(RECORDS SUPPLIED)
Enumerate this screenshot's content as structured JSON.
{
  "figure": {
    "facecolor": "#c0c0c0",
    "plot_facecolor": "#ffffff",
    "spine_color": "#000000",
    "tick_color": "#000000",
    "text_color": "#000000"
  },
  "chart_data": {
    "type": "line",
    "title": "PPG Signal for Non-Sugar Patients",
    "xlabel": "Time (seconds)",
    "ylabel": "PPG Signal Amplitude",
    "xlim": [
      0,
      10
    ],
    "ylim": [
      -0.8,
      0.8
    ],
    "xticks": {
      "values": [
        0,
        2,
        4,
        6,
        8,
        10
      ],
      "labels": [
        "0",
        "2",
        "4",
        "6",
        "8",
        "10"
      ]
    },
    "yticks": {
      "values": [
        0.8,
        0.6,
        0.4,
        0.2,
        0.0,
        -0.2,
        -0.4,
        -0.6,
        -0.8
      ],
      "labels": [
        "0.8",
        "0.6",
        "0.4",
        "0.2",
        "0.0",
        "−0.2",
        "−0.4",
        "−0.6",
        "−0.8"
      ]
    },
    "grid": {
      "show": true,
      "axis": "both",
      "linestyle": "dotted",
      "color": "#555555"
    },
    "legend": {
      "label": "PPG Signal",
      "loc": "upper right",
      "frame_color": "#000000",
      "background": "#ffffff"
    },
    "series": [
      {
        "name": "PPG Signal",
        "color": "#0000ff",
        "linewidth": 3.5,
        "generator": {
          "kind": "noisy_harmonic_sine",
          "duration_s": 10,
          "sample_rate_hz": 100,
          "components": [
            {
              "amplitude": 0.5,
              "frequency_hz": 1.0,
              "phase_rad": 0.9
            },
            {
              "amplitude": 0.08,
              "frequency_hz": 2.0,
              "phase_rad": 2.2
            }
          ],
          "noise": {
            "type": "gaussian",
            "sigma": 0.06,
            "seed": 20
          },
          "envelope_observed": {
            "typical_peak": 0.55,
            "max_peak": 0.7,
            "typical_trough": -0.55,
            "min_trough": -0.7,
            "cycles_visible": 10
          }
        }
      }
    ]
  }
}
(End RECORDS SUPPLIED)
■ ASSIGNMENT
Please write out every line of the data exactly.

■ EXERCISE RESPONSE
Enumerate this screenshot's content as structured JSON.
{
  "figure": {
    "facecolor": "#c0c0c0",
    "plot_facecolor": "#ffffff",
    "spine_color": "#000000",
    "tick_color": "#000000",
    "text_color": "#000000"
  },
  "chart_data": {
    "type": "line",
    "title": "PPG Signal for Non-Sugar Patients",
    "xlabel": "Time (seconds)",
    "ylabel": "PPG Signal Amplitude",
    "xlim": [
      0,
      10
    ],
    "ylim": [
      -0.8,
      0.8
    ],
    "xticks": {
      "values": [
        0,
        2,
        4,
        6,
        8,
        10
      ],
      "labels": [
        "0",
        "2",
        "4",
        "6",
        "8",
        "10"
      ]
    },
    "yticks": {
      "values": [
        0.8,
        0.6,
        0.4,
        0.2,
        0.0,
        -0.2,
        -0.4,
        -0.6,
        -0.8
      ],
      "labels": [
        "0.8",
        "0.6",
        "0.4",
        "0.2",
        "0.0",
        "−0.2",
        "−0.4",
        "−0.6",
        "−0.8"
      ]
    },
    "grid": {
      "show": true,
      "axis": "both",
      "linestyle": "dotted",
      "color": "#555555"
    },
    "legend": {
      "label": "PPG Signal",
      "loc": "upper right",
      "frame_color": "#000000",
      "background": "#ffffff"
    },
    "series": [
      {
        "name": "PPG Signal",
        "color": "#0000ff",
        "linewidth": 3.5,
        "generator": {
          "kind": "noisy_harmonic_sine",
          "duration_s": 10,
          "sample_rate_hz": 100,
          "components": [
            {
              "amplitude": 0.5,
              "frequency_hz": 1.0,
              "phase_rad": 0.9
            },
            {
              "amplitude": 0.08,
              "frequency_hz": 2.0,
              "phase_rad": 2.2
            }
          ],
          "noise": {
            "type": "gaussian",
            "sigma": 0.06,
            "seed": 20
          },
          "envelope_observed": {
            "typical_peak": 0.55,
            "max_peak": 0.7,
            "typical_trough": -0.55,
            "min_trough": -0.7,
            "cycles_visible": 10
          }
        }
      }
    ]
  }
}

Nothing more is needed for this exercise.